**What to work on**. Return the line containing "Parse this screenshot: output" and all lines after it exactly; stop at the end of the material.

Stored dataset items:
Start

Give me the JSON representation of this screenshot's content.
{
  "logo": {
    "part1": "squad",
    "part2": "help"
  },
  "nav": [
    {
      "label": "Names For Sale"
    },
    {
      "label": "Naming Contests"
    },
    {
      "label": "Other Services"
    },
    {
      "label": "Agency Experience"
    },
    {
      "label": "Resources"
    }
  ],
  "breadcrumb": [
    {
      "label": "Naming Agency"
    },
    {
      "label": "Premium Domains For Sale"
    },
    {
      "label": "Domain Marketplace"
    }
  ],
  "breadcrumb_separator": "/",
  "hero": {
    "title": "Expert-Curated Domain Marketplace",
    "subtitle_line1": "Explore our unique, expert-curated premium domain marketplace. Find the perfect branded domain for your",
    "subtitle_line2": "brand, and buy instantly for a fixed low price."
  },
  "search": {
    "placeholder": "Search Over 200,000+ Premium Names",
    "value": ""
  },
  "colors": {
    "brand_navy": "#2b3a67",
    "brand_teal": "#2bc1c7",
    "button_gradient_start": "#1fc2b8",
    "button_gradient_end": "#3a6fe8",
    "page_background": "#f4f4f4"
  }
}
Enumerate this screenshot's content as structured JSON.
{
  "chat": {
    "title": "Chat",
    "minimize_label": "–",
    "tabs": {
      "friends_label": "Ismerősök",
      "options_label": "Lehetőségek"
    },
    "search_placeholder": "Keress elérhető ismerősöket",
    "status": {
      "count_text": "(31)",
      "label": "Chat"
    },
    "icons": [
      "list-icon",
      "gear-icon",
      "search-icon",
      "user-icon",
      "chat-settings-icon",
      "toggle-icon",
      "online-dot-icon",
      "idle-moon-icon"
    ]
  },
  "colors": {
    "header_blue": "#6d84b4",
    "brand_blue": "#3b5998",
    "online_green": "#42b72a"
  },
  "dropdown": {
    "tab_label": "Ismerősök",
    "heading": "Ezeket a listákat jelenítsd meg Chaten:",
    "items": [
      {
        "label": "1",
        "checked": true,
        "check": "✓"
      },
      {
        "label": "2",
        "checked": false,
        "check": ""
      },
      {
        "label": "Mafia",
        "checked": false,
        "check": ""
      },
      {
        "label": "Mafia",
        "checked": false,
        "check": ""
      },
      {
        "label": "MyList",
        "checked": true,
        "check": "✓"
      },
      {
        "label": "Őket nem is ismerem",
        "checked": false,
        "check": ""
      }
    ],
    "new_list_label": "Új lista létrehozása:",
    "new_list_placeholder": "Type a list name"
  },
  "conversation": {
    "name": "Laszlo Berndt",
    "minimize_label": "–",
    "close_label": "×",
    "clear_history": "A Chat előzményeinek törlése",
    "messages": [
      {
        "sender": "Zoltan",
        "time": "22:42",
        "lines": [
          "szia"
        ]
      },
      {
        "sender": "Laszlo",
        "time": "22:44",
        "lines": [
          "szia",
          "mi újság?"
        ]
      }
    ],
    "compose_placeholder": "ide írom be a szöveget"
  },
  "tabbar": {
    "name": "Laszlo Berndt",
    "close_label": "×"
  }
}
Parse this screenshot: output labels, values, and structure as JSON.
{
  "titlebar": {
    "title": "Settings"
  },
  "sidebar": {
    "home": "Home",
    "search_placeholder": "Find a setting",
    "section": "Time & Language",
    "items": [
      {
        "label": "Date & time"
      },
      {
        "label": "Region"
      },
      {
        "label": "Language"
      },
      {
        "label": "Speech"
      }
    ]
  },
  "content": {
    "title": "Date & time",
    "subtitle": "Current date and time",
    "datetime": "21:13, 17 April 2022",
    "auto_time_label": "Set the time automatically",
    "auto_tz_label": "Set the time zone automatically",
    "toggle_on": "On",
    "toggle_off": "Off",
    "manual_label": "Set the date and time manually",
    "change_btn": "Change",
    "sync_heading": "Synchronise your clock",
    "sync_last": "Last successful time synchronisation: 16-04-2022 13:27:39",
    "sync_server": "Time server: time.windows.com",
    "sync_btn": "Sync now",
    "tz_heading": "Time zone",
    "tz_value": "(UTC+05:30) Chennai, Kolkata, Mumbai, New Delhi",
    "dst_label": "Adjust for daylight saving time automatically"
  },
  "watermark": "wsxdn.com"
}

End

**Result of this exercise**.
Parse this screenshot: output labels, values, and structure as JSON.
{
  "titlebar": {
    "title": "Settings"
  },
  "sidebar": {
    "home": "Home",
    "search_placeholder": "Find a setting",
    "section": "Time & Language",
    "items": [
      {
        "label": "Date & time"
      },
      {
        "label": "Region"
      },
      {
        "label": "Language"
      },
      {
        "label": "Speech"
      }
    ]
  },
  "content": {
    "title": "Date & time",
    "subtitle": "Current date and time",
    "datetime": "21:13, 17 April 2022",
    "auto_time_label": "Set the time automatically",
    "auto_tz_label": "Set the time zone automatically",
    "toggle_on": "On",
    "toggle_off": "Off",
    "manual_label": "Set the date and time manually",
    "change_btn": "Change",
    "sync_heading": "Synchronise your clock",
    "sync_last": "Last successful time synchronisation: 16-04-2022 13:27:39",
    "sync_server": "Time server: time.windows.com",
    "sync_btn": "Sync now",
    "tz_heading": "Time zone",
    "tz_value": "(UTC+05:30) Chennai, Kolkata, Mumbai, New Delhi",
    "dst_label": "Adjust for daylight saving time automatically"
  },
  "watermark": "wsxdn.com"
}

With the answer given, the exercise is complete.